-------- TASK DATA --------
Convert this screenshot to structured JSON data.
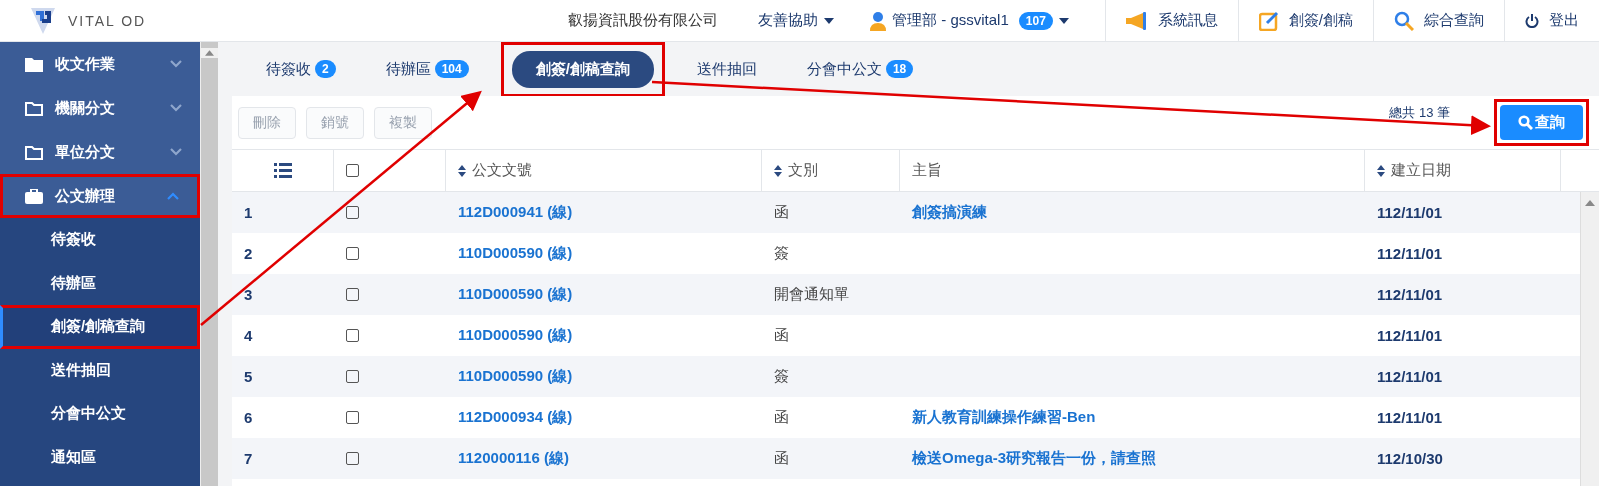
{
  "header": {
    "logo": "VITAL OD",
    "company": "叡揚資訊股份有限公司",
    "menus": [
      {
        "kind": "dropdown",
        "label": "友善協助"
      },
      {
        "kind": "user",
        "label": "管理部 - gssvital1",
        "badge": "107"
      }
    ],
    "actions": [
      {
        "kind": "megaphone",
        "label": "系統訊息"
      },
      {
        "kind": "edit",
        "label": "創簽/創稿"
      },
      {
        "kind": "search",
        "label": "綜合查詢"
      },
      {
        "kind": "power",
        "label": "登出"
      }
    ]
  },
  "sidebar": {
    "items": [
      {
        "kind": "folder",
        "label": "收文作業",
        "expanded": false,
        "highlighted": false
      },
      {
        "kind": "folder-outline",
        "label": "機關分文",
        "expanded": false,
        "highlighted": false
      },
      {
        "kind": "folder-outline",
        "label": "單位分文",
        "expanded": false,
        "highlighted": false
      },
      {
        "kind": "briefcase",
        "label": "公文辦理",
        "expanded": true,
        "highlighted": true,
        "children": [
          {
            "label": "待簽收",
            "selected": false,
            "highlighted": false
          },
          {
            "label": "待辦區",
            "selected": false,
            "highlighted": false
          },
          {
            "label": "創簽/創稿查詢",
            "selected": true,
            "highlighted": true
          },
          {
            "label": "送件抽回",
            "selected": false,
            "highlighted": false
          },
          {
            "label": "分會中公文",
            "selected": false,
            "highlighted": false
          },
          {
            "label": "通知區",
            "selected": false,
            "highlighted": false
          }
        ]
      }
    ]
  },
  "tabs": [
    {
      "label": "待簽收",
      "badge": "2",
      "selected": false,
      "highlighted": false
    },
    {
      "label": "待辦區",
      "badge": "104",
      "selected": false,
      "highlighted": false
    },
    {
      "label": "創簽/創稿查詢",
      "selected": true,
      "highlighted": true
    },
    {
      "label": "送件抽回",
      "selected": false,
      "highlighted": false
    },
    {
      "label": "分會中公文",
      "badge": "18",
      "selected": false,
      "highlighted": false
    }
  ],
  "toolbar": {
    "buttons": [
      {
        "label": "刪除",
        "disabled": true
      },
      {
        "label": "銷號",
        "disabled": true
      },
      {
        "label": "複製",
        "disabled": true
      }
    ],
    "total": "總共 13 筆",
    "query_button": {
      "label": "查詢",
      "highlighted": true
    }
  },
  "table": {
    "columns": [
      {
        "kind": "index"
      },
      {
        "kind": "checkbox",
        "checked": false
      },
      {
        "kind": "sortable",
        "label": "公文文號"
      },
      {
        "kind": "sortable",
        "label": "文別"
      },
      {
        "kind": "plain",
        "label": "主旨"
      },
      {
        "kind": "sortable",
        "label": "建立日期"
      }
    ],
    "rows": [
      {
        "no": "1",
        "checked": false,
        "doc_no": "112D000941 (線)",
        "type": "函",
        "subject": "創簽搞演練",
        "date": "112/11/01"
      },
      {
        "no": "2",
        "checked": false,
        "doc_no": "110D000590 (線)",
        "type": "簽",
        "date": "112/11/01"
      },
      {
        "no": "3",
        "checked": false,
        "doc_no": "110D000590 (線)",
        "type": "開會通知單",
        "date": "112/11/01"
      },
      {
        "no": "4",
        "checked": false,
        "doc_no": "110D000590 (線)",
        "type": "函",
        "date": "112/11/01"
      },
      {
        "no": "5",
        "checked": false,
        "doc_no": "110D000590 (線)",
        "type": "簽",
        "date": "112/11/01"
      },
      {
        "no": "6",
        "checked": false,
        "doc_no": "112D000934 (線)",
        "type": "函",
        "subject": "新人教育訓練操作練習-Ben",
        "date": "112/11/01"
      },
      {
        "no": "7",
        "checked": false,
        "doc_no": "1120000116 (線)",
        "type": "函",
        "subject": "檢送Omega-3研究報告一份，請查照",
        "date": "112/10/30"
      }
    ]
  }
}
--------
▶ [WORK TO BE COMPLETED]
Skip the images and write out the rest of the listing exactly.

▶ [REPLY]
Convert this screenshot to structured JSON data.
{
  "header": {
    "logo": "VITAL OD",
    "company": "叡揚資訊股份有限公司",
    "menus": [
      {
        "kind": "dropdown",
        "label": "友善協助"
      },
      {
        "kind": "user",
        "label": "管理部 - gssvital1",
        "badge": "107"
      }
    ],
    "actions": [
      {
        "kind": "megaphone",
        "label": "系統訊息"
      },
      {
        "kind": "edit",
        "label": "創簽/創稿"
      },
      {
        "kind": "search",
        "label": "綜合查詢"
      },
      {
        "kind": "power",
        "label": "登出"
      }
    ]
  },
  "sidebar": {
    "items": [
      {
        "kind": "folder",
        "label": "收文作業",
        "expanded": false,
        "highlighted": false
      },
      {
        "kind": "folder-outline",
        "label": "機關分文",
        "expanded": false,
        "highlighted": false
      },
      {
        "kind": "folder-outline",
        "label": "單位分文",
        "expanded": false,
        "highlighted": false
      },
      {
        "kind": "briefcase",
        "label": "公文辦理",
        "expanded": true,
        "highlighted": true,
        "children": [
          {
            "label": "待簽收",
            "selected": false,
            "highlighted": false
          },
          {
            "label": "待辦區",
            "selected": false,
            "highlighted": false
          },
          {
            "label": "創簽/創稿查詢",
            "selected": true,
            "highlighted": true
          },
          {
            "label": "送件抽回",
            "selected": false,
            "highlighted": false
          },
          {
            "label": "分會中公文",
            "selected": false,
            "highlighted": false
          },
          {
            "label": "通知區",
            "selected": false,
            "highlighted": false
          }
        ]
      }
    ]
  },
  "tabs": [
    {
      "label": "待簽收",
      "badge": "2",
      "selected": false,
      "highlighted": false
    },
    {
      "label": "待辦區",
      "badge": "104",
      "selected": false,
      "highlighted": false
    },
    {
      "label": "創簽/創稿查詢",
      "selected": true,
      "highlighted": true
    },
    {
      "label": "送件抽回",
      "selected": false,
      "highlighted": false
    },
    {
      "label": "分會中公文",
      "badge": "18",
      "selected": false,
      "highlighted": false
    }
  ],
  "toolbar": {
    "buttons": [
      {
        "label": "刪除",
        "disabled": true
      },
      {
        "label": "銷號",
        "disabled": true
      },
      {
        "label": "複製",
        "disabled": true
      }
    ],
    "total": "總共 13 筆",
    "query_button": {
      "label": "查詢",
      "highlighted": true
    }
  },
  "table": {
    "columns": [
      {
        "kind": "index"
      },
      {
        "kind": "checkbox",
        "checked": false
      },
      {
        "kind": "sortable",
        "label": "公文文號"
      },
      {
        "kind": "sortable",
        "label": "文別"
      },
      {
        "kind": "plain",
        "label": "主旨"
      },
      {
        "kind": "sortable",
        "label": "建立日期"
      }
    ],
    "rows": [
      {
        "no": "1",
        "checked": false,
        "doc_no": "112D000941 (線)",
        "type": "函",
        "subject": "創簽搞演練",
        "date": "112/11/01"
      },
      {
        "no": "2",
        "checked": false,
        "doc_no": "110D000590 (線)",
        "type": "簽",
        "date": "112/11/01"
      },
      {
        "no": "3",
        "checked": false,
        "doc_no": "110D000590 (線)",
        "type": "開會通知單",
        "date": "112/11/01"
      },
      {
        "no": "4",
        "checked": false,
        "doc_no": "110D000590 (線)",
        "type": "函",
        "date": "112/11/01"
      },
      {
        "no": "5",
        "checked": false,
        "doc_no": "110D000590 (線)",
        "type": "簽",
        "date": "112/11/01"
      },
      {
        "no": "6",
        "checked": false,
        "doc_no": "112D000934 (線)",
        "type": "函",
        "subject": "新人教育訓練操作練習-Ben",
        "date": "112/11/01"
      },
      {
        "no": "7",
        "checked": false,
        "doc_no": "1120000116 (線)",
        "type": "函",
        "subject": "檢送Omega-3研究報告一份，請查照",
        "date": "112/10/30"
      }
    ]
  }
}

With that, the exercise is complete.